## REQUIREMENT
From the listing below, pull out all lines with "icon" in them.

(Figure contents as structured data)
§
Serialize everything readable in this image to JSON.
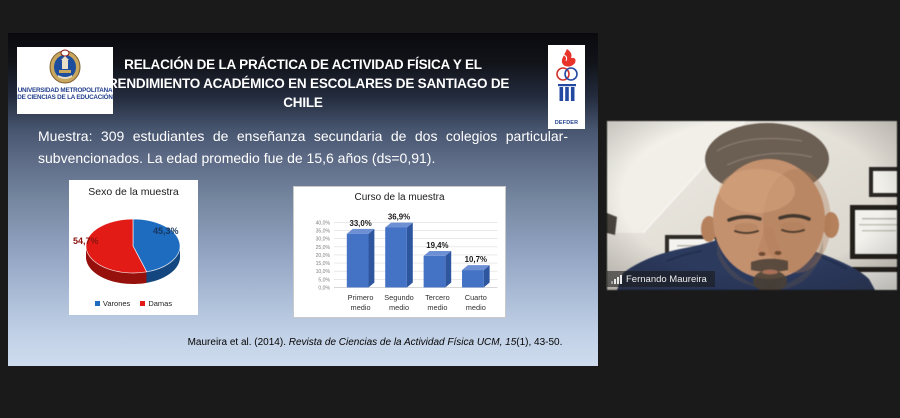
{
  "window": {
    "background": "#1a1a1a"
  },
  "slide": {
    "header": {
      "title_lines": [
        "RELACIÓN DE LA PRÁCTICA DE ACTIVIDAD FÍSICA Y EL",
        "RENDIMIENTO ACADÉMICO EN ESCOLARES DE SANTIAGO DE",
        "CHILE"
      ],
      "left_logo": {
        "icon": "umce-crest-icon",
        "line1": "UNIVERSIDAD METROPOLITANA",
        "line2": "DE CIENCIAS DE LA EDUCACIÓN"
      },
      "right_logo": {
        "icon": "defder-torch-icon",
        "label": "DEFDER"
      }
    },
    "muestra": {
      "line1": "Muestra: 309 estudiantes de enseñanza secundaria de dos colegios particular-",
      "line2": "subvencionados. La edad promedio fue de 15,6 años (ds=0,91)."
    },
    "citation": {
      "normal1": "Maureira et al. (2014). ",
      "italic": "Revista de Ciencias de la Actividad Física UCM, 15",
      "normal2": "(1), 43-50."
    }
  },
  "chart_data": [
    {
      "type": "pie",
      "title": "Sexo de la muestra",
      "labels": [
        "Varones",
        "Damas"
      ],
      "values": [
        45.3,
        54.7
      ],
      "value_labels": [
        "45,3%",
        "54,7%"
      ],
      "colors": [
        "#1e6cc0",
        "#e31b17"
      ],
      "depth_colors": [
        "#14477f",
        "#96100d"
      ],
      "legend_position": "bottom",
      "effect": "3d"
    },
    {
      "type": "bar",
      "title": "Curso de la muestra",
      "categories": [
        "Primero medio",
        "Segundo medio",
        "Tercero medio",
        "Cuarto medio"
      ],
      "values": [
        33.0,
        36.9,
        19.4,
        10.7
      ],
      "value_labels": [
        "33,0%",
        "36,9%",
        "19,4%",
        "10,7%"
      ],
      "ylim": [
        0,
        40
      ],
      "ytick_labels": [
        "0,0%",
        "5,0%",
        "10,0%",
        "15,0%",
        "20,0%",
        "25,0%",
        "30,0%",
        "35,0%",
        "40,0%"
      ],
      "bar_color_front": "#4472c4",
      "bar_color_side": "#2e569e",
      "bar_color_top": "#6d8fd4",
      "grid": true,
      "effect": "3d",
      "legend_position": "none"
    }
  ],
  "video": {
    "participant_name": "Fernando Maureira",
    "signal_icon": "signal-bars-icon"
  }
}
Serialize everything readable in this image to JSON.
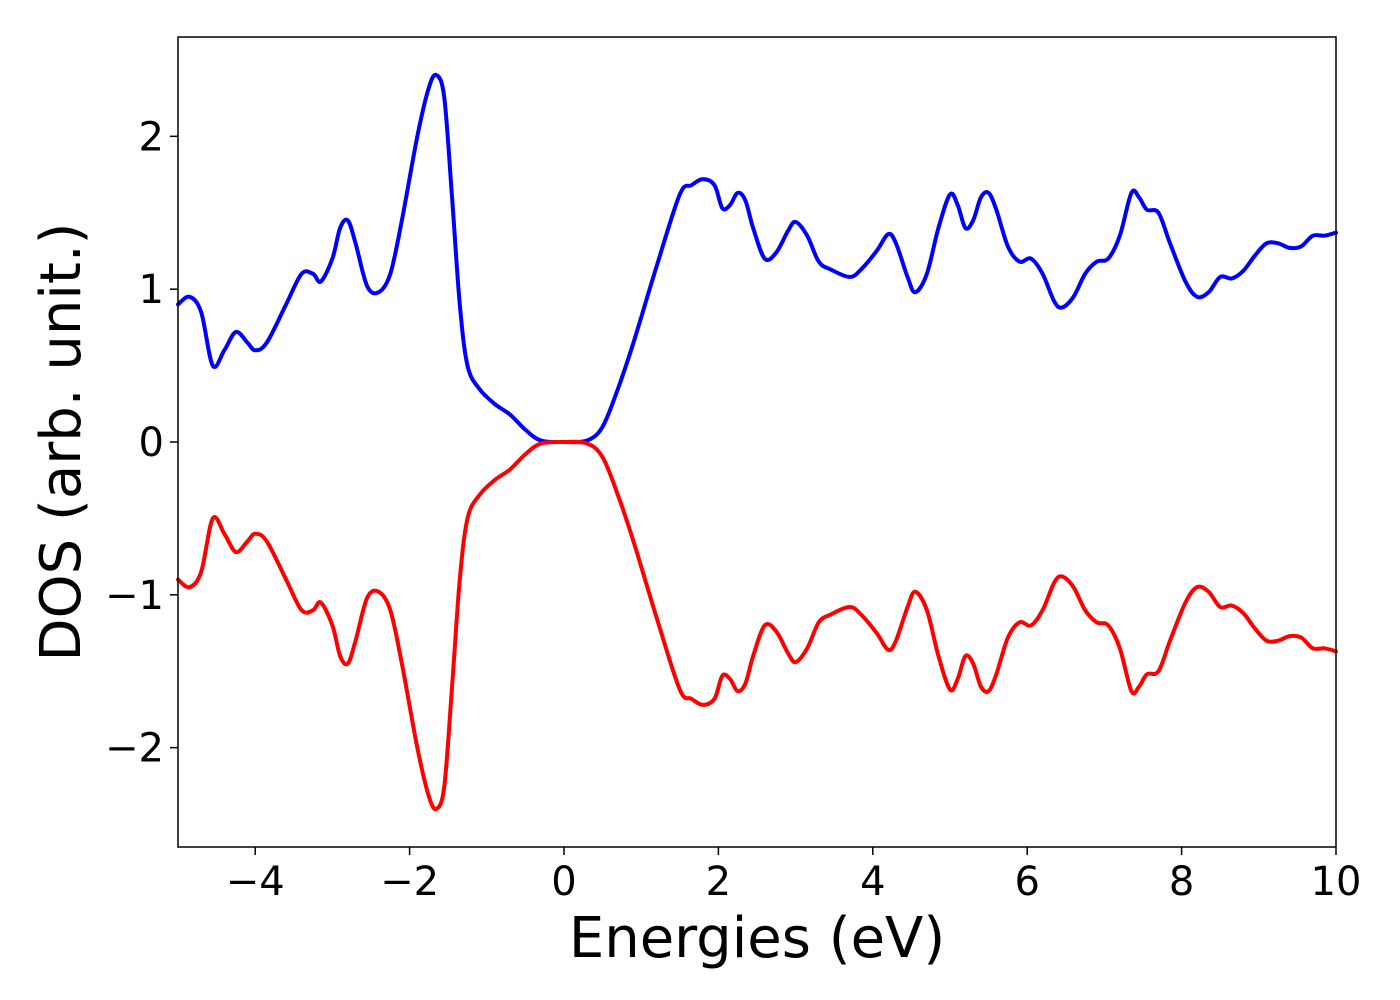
{
  "chart_data": {
    "type": "line",
    "title": "",
    "xlabel": "Energies (eV)",
    "ylabel": "DOS (arb. unit.)",
    "xlim": [
      -5,
      10
    ],
    "ylim": [
      -2.65,
      2.65
    ],
    "xticks": [
      -4,
      -2,
      0,
      2,
      4,
      6,
      8,
      10
    ],
    "xtick_labels": [
      "−4",
      "−2",
      "0",
      "2",
      "4",
      "6",
      "8",
      "10"
    ],
    "yticks": [
      -2,
      -1,
      0,
      1,
      2
    ],
    "ytick_labels": [
      "−2",
      "−1",
      "0",
      "1",
      "2"
    ],
    "grid": false,
    "legend": "none",
    "series": [
      {
        "color": "#0000ff",
        "points": [
          [
            -5.0,
            0.9
          ],
          [
            -4.85,
            0.95
          ],
          [
            -4.7,
            0.85
          ],
          [
            -4.55,
            0.5
          ],
          [
            -4.4,
            0.6
          ],
          [
            -4.25,
            0.72
          ],
          [
            -4.1,
            0.65
          ],
          [
            -4.0,
            0.6
          ],
          [
            -3.85,
            0.65
          ],
          [
            -3.6,
            0.9
          ],
          [
            -3.4,
            1.1
          ],
          [
            -3.25,
            1.1
          ],
          [
            -3.15,
            1.05
          ],
          [
            -3.0,
            1.2
          ],
          [
            -2.9,
            1.4
          ],
          [
            -2.8,
            1.45
          ],
          [
            -2.7,
            1.3
          ],
          [
            -2.55,
            1.02
          ],
          [
            -2.4,
            0.98
          ],
          [
            -2.25,
            1.1
          ],
          [
            -2.1,
            1.45
          ],
          [
            -1.9,
            2.0
          ],
          [
            -1.75,
            2.32
          ],
          [
            -1.65,
            2.4
          ],
          [
            -1.55,
            2.25
          ],
          [
            -1.45,
            1.6
          ],
          [
            -1.35,
            0.9
          ],
          [
            -1.25,
            0.5
          ],
          [
            -1.1,
            0.35
          ],
          [
            -0.9,
            0.25
          ],
          [
            -0.7,
            0.18
          ],
          [
            -0.5,
            0.08
          ],
          [
            -0.3,
            0.01
          ],
          [
            0.0,
            0.0
          ],
          [
            0.3,
            0.01
          ],
          [
            0.5,
            0.1
          ],
          [
            0.7,
            0.35
          ],
          [
            0.9,
            0.65
          ],
          [
            1.2,
            1.15
          ],
          [
            1.5,
            1.62
          ],
          [
            1.65,
            1.68
          ],
          [
            1.8,
            1.72
          ],
          [
            1.95,
            1.68
          ],
          [
            2.05,
            1.53
          ],
          [
            2.15,
            1.55
          ],
          [
            2.25,
            1.63
          ],
          [
            2.35,
            1.58
          ],
          [
            2.45,
            1.4
          ],
          [
            2.6,
            1.2
          ],
          [
            2.75,
            1.24
          ],
          [
            2.9,
            1.38
          ],
          [
            3.0,
            1.44
          ],
          [
            3.15,
            1.35
          ],
          [
            3.3,
            1.18
          ],
          [
            3.45,
            1.13
          ],
          [
            3.7,
            1.08
          ],
          [
            3.85,
            1.13
          ],
          [
            4.05,
            1.25
          ],
          [
            4.2,
            1.36
          ],
          [
            4.3,
            1.3
          ],
          [
            4.45,
            1.08
          ],
          [
            4.55,
            0.98
          ],
          [
            4.7,
            1.1
          ],
          [
            4.85,
            1.4
          ],
          [
            5.0,
            1.62
          ],
          [
            5.1,
            1.55
          ],
          [
            5.2,
            1.4
          ],
          [
            5.3,
            1.45
          ],
          [
            5.4,
            1.6
          ],
          [
            5.5,
            1.63
          ],
          [
            5.6,
            1.52
          ],
          [
            5.75,
            1.28
          ],
          [
            5.9,
            1.18
          ],
          [
            6.05,
            1.2
          ],
          [
            6.2,
            1.1
          ],
          [
            6.35,
            0.92
          ],
          [
            6.45,
            0.88
          ],
          [
            6.6,
            0.95
          ],
          [
            6.75,
            1.1
          ],
          [
            6.9,
            1.18
          ],
          [
            7.05,
            1.2
          ],
          [
            7.2,
            1.35
          ],
          [
            7.35,
            1.63
          ],
          [
            7.45,
            1.6
          ],
          [
            7.55,
            1.52
          ],
          [
            7.7,
            1.5
          ],
          [
            7.85,
            1.3
          ],
          [
            8.05,
            1.05
          ],
          [
            8.2,
            0.95
          ],
          [
            8.35,
            0.98
          ],
          [
            8.5,
            1.08
          ],
          [
            8.65,
            1.07
          ],
          [
            8.8,
            1.12
          ],
          [
            8.95,
            1.22
          ],
          [
            9.1,
            1.3
          ],
          [
            9.25,
            1.3
          ],
          [
            9.4,
            1.27
          ],
          [
            9.55,
            1.28
          ],
          [
            9.7,
            1.35
          ],
          [
            9.85,
            1.35
          ],
          [
            10.0,
            1.37
          ]
        ]
      },
      {
        "color": "#ff0000",
        "points": [
          [
            -5.0,
            -0.9
          ],
          [
            -4.85,
            -0.95
          ],
          [
            -4.7,
            -0.85
          ],
          [
            -4.55,
            -0.5
          ],
          [
            -4.4,
            -0.6
          ],
          [
            -4.25,
            -0.72
          ],
          [
            -4.1,
            -0.65
          ],
          [
            -4.0,
            -0.6
          ],
          [
            -3.85,
            -0.65
          ],
          [
            -3.6,
            -0.9
          ],
          [
            -3.4,
            -1.1
          ],
          [
            -3.25,
            -1.1
          ],
          [
            -3.15,
            -1.05
          ],
          [
            -3.0,
            -1.2
          ],
          [
            -2.9,
            -1.4
          ],
          [
            -2.8,
            -1.45
          ],
          [
            -2.7,
            -1.3
          ],
          [
            -2.55,
            -1.02
          ],
          [
            -2.4,
            -0.98
          ],
          [
            -2.25,
            -1.1
          ],
          [
            -2.1,
            -1.45
          ],
          [
            -1.9,
            -2.0
          ],
          [
            -1.75,
            -2.32
          ],
          [
            -1.65,
            -2.4
          ],
          [
            -1.55,
            -2.25
          ],
          [
            -1.45,
            -1.6
          ],
          [
            -1.35,
            -0.9
          ],
          [
            -1.25,
            -0.5
          ],
          [
            -1.1,
            -0.35
          ],
          [
            -0.9,
            -0.25
          ],
          [
            -0.7,
            -0.18
          ],
          [
            -0.5,
            -0.08
          ],
          [
            -0.3,
            -0.01
          ],
          [
            0.0,
            0.0
          ],
          [
            0.3,
            -0.01
          ],
          [
            0.5,
            -0.1
          ],
          [
            0.7,
            -0.35
          ],
          [
            0.9,
            -0.65
          ],
          [
            1.2,
            -1.15
          ],
          [
            1.5,
            -1.62
          ],
          [
            1.65,
            -1.68
          ],
          [
            1.8,
            -1.72
          ],
          [
            1.95,
            -1.68
          ],
          [
            2.05,
            -1.53
          ],
          [
            2.15,
            -1.55
          ],
          [
            2.25,
            -1.63
          ],
          [
            2.35,
            -1.58
          ],
          [
            2.45,
            -1.4
          ],
          [
            2.6,
            -1.2
          ],
          [
            2.75,
            -1.24
          ],
          [
            2.9,
            -1.38
          ],
          [
            3.0,
            -1.44
          ],
          [
            3.15,
            -1.35
          ],
          [
            3.3,
            -1.18
          ],
          [
            3.45,
            -1.13
          ],
          [
            3.7,
            -1.08
          ],
          [
            3.85,
            -1.13
          ],
          [
            4.05,
            -1.25
          ],
          [
            4.2,
            -1.36
          ],
          [
            4.3,
            -1.3
          ],
          [
            4.45,
            -1.08
          ],
          [
            4.55,
            -0.98
          ],
          [
            4.7,
            -1.1
          ],
          [
            4.85,
            -1.4
          ],
          [
            5.0,
            -1.62
          ],
          [
            5.1,
            -1.55
          ],
          [
            5.2,
            -1.4
          ],
          [
            5.3,
            -1.45
          ],
          [
            5.4,
            -1.6
          ],
          [
            5.5,
            -1.63
          ],
          [
            5.6,
            -1.52
          ],
          [
            5.75,
            -1.28
          ],
          [
            5.9,
            -1.18
          ],
          [
            6.05,
            -1.2
          ],
          [
            6.2,
            -1.1
          ],
          [
            6.35,
            -0.92
          ],
          [
            6.45,
            -0.88
          ],
          [
            6.6,
            -0.95
          ],
          [
            6.75,
            -1.1
          ],
          [
            6.9,
            -1.18
          ],
          [
            7.05,
            -1.2
          ],
          [
            7.2,
            -1.35
          ],
          [
            7.35,
            -1.63
          ],
          [
            7.45,
            -1.6
          ],
          [
            7.55,
            -1.52
          ],
          [
            7.7,
            -1.5
          ],
          [
            7.85,
            -1.3
          ],
          [
            8.05,
            -1.05
          ],
          [
            8.2,
            -0.95
          ],
          [
            8.35,
            -0.98
          ],
          [
            8.5,
            -1.08
          ],
          [
            8.65,
            -1.07
          ],
          [
            8.8,
            -1.12
          ],
          [
            8.95,
            -1.22
          ],
          [
            9.1,
            -1.3
          ],
          [
            9.25,
            -1.3
          ],
          [
            9.4,
            -1.27
          ],
          [
            9.55,
            -1.28
          ],
          [
            9.7,
            -1.35
          ],
          [
            9.85,
            -1.35
          ],
          [
            10.0,
            -1.37
          ]
        ]
      }
    ]
  }
}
§
## SOLUTION FOR THIS TASK
        "icon": "umce-crest-icon",
        "icon": "defder-torch-icon",
    "signal_icon": "signal-bars-icon"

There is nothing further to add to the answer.